PROBLEM TO SOLVE -> Count every line that has "What" in it and give the total, nothing more.

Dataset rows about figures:
● ● ● ● ●

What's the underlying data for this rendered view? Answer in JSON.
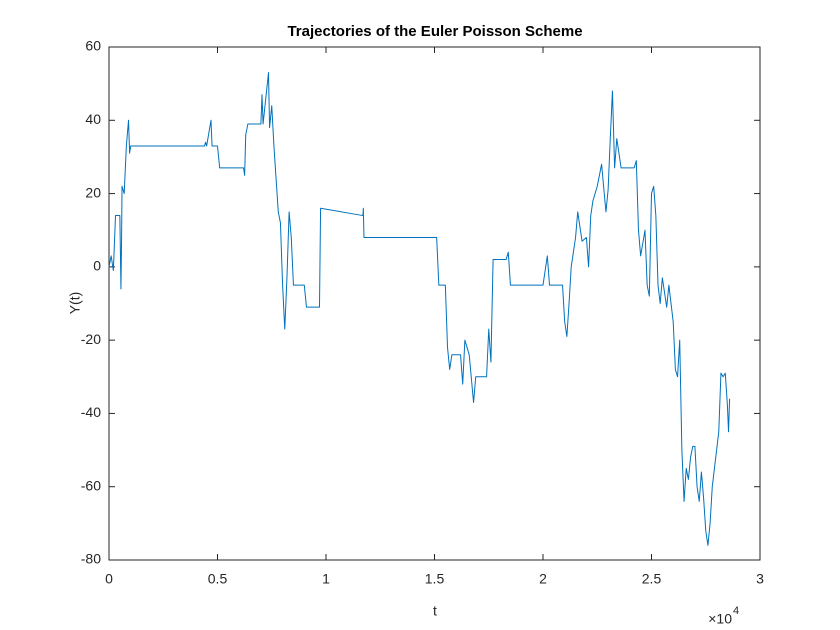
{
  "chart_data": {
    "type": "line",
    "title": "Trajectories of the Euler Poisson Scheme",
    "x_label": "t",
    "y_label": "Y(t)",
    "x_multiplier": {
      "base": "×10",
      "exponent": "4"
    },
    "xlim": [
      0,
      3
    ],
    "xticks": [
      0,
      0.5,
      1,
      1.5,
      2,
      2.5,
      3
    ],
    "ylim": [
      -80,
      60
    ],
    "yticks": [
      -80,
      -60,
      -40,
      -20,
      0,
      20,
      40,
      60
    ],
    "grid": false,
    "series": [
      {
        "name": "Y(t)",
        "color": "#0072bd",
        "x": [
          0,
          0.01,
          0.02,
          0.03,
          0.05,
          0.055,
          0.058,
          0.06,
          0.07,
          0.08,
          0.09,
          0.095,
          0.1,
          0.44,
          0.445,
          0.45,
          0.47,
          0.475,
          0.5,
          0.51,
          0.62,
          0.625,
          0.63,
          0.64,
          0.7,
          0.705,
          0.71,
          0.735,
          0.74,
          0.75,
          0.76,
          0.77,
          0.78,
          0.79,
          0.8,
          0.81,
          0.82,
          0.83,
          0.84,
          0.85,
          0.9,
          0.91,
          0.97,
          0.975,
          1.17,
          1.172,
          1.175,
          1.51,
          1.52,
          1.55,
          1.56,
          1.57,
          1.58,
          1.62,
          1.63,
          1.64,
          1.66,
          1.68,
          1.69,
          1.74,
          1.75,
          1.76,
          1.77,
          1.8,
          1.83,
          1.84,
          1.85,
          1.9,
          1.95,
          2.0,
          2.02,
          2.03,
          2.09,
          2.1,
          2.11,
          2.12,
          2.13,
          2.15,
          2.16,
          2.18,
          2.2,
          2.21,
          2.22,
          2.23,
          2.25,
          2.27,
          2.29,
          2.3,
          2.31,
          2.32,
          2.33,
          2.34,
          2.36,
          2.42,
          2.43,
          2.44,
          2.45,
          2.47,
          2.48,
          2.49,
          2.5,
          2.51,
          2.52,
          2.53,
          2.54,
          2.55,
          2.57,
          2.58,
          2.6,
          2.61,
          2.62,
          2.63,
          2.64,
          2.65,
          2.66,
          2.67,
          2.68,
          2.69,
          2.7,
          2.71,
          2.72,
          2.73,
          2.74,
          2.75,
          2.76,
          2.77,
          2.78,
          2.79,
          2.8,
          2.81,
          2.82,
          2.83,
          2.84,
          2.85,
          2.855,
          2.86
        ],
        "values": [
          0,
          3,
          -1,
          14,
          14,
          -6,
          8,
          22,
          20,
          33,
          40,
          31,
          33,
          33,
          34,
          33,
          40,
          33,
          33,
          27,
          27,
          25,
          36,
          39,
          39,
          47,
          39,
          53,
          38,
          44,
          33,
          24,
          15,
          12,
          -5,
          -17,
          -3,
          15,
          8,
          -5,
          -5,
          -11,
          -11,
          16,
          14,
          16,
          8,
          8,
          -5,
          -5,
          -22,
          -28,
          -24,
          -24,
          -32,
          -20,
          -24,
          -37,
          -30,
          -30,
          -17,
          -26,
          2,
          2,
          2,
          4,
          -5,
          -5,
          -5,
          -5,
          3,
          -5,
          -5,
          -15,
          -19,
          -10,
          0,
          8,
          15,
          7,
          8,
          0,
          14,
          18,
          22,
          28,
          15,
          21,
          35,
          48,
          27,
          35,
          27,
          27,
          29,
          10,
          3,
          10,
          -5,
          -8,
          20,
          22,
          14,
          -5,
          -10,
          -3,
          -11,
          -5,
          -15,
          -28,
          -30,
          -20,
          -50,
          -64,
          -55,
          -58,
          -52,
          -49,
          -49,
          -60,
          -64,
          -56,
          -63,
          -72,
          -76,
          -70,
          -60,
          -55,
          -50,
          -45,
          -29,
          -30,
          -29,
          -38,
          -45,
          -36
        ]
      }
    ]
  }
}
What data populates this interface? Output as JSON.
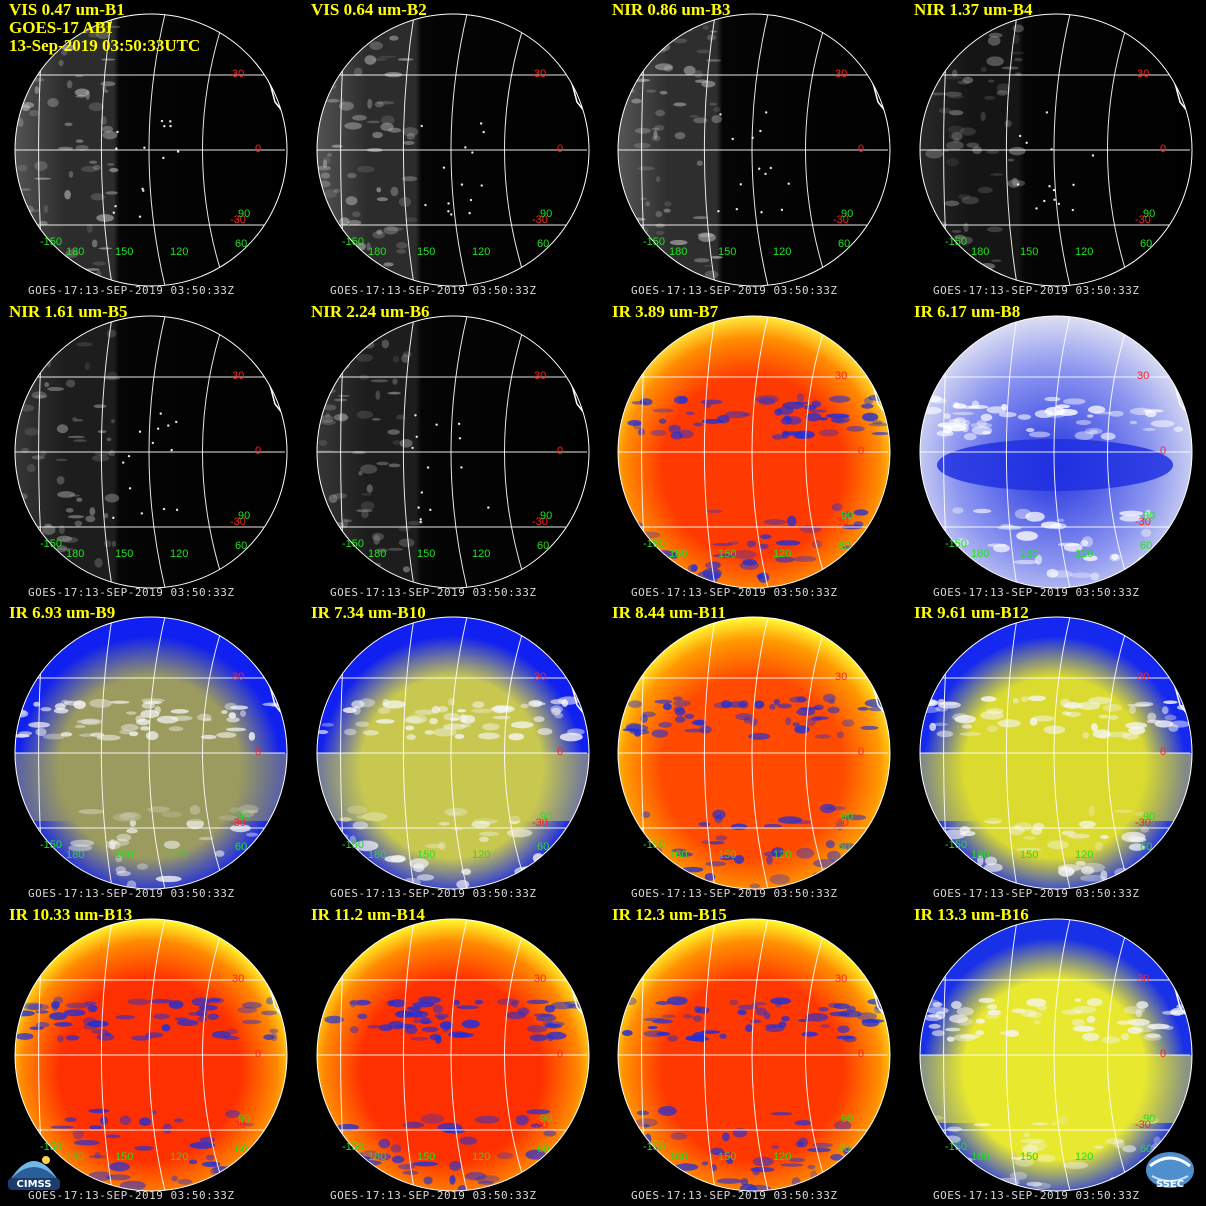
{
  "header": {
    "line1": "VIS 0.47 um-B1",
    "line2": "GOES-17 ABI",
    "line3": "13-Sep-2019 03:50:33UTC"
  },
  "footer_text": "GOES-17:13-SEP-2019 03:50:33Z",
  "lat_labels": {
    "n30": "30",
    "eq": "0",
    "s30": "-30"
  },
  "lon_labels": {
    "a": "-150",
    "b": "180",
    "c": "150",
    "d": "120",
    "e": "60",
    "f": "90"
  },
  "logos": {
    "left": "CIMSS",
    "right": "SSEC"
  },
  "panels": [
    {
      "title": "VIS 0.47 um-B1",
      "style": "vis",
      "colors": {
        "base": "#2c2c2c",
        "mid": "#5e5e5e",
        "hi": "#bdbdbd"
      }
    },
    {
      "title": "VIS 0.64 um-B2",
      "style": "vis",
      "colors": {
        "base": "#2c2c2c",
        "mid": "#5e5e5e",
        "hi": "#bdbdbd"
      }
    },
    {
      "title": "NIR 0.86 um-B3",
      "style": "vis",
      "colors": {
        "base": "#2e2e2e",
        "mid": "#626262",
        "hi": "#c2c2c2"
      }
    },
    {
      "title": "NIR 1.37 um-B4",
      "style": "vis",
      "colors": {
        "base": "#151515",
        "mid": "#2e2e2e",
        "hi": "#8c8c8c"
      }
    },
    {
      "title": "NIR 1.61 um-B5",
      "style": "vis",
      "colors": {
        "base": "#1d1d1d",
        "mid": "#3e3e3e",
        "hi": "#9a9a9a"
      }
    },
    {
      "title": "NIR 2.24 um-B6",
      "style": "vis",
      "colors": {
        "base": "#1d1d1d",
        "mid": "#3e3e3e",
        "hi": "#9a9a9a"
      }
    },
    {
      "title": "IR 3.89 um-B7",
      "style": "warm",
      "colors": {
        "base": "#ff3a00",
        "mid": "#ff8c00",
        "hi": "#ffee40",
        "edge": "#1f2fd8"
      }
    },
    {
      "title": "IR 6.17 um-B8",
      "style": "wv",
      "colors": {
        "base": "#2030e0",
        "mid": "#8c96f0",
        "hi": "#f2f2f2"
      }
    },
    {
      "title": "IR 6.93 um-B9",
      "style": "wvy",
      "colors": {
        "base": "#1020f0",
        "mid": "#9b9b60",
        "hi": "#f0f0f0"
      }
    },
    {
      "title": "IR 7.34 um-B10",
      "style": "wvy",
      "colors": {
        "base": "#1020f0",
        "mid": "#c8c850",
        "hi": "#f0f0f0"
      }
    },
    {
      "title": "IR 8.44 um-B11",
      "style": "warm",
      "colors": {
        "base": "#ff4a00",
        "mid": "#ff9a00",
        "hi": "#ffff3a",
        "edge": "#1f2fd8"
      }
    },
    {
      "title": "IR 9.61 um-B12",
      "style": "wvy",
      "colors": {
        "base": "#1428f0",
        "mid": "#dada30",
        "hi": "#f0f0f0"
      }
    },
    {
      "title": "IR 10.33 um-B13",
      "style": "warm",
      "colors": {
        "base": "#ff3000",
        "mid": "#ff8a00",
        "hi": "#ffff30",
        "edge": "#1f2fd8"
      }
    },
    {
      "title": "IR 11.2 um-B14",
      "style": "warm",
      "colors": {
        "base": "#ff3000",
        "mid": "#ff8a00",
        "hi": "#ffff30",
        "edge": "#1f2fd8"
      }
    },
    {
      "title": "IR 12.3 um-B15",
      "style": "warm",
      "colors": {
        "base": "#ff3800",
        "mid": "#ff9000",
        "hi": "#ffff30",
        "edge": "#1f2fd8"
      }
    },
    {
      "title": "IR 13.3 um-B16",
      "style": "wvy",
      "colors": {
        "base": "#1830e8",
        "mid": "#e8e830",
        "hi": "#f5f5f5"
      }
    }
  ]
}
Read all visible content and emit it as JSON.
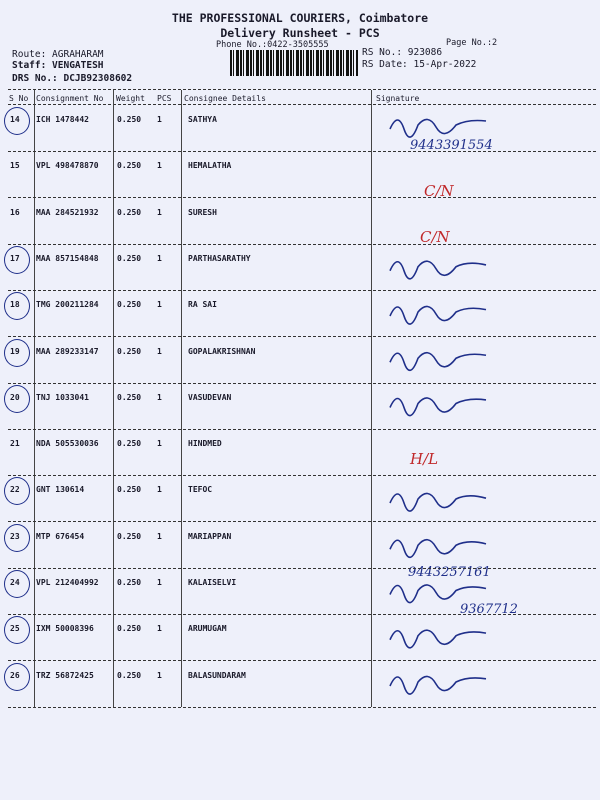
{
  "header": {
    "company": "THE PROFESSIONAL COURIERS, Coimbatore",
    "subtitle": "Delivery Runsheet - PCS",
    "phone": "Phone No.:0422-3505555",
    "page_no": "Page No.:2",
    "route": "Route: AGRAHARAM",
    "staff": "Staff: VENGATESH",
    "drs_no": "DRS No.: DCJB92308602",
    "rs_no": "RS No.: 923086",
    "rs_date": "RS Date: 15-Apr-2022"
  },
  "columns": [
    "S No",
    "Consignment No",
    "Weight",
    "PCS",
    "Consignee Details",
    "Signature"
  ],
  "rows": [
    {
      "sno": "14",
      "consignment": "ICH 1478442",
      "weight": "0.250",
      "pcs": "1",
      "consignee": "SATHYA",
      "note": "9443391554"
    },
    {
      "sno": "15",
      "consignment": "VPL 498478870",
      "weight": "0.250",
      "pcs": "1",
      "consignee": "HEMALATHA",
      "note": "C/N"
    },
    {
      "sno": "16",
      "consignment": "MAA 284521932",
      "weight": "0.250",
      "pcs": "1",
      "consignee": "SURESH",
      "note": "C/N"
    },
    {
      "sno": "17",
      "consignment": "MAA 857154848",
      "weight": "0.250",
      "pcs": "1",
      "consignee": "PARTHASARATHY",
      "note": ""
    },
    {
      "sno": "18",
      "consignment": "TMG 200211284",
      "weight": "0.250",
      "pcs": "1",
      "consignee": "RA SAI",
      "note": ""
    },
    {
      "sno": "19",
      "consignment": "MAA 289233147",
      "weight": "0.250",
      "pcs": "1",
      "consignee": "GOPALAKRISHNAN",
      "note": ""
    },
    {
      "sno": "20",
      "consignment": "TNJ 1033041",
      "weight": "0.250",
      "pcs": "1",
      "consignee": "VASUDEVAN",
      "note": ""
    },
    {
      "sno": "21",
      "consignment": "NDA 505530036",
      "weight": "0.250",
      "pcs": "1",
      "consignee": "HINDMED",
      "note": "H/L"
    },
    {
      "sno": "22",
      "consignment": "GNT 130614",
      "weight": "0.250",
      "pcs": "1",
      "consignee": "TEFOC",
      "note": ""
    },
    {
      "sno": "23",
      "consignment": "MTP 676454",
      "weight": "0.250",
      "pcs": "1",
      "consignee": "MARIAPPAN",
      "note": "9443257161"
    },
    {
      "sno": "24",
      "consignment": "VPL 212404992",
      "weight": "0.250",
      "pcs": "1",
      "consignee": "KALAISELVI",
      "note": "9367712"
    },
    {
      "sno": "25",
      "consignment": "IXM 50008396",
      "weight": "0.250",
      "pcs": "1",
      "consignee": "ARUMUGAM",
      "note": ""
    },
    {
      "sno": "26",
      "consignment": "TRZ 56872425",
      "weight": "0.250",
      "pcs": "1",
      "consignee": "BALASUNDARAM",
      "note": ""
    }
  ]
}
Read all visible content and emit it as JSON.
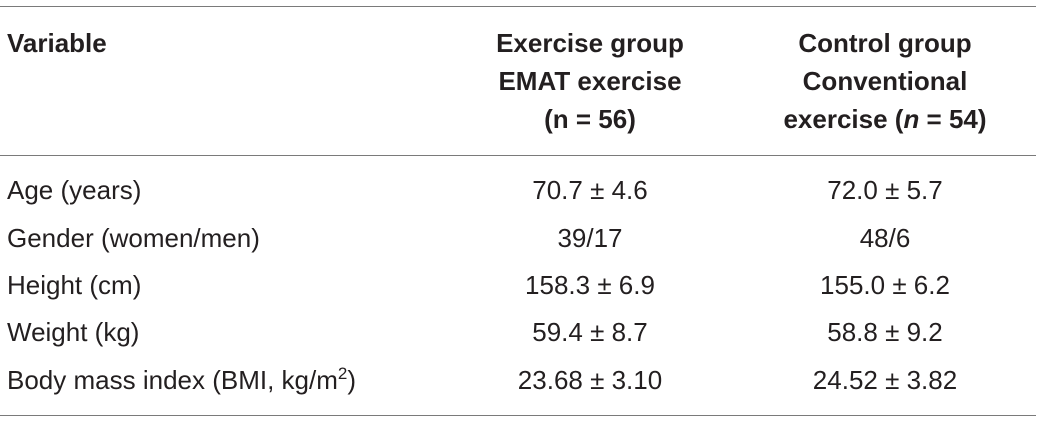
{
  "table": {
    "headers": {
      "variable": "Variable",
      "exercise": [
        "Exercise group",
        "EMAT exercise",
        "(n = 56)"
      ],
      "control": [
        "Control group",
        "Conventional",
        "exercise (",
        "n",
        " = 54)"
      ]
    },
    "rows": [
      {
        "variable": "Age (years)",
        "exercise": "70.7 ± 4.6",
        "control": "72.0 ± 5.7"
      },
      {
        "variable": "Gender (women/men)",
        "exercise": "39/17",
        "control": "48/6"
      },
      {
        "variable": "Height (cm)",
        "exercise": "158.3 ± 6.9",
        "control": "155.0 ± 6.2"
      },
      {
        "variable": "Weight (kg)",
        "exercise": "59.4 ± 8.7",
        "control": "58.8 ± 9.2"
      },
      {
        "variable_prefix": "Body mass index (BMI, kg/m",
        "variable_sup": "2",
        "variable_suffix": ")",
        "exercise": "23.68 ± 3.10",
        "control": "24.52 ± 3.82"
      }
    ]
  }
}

● ● ● ● ●

RESPONSE -> 2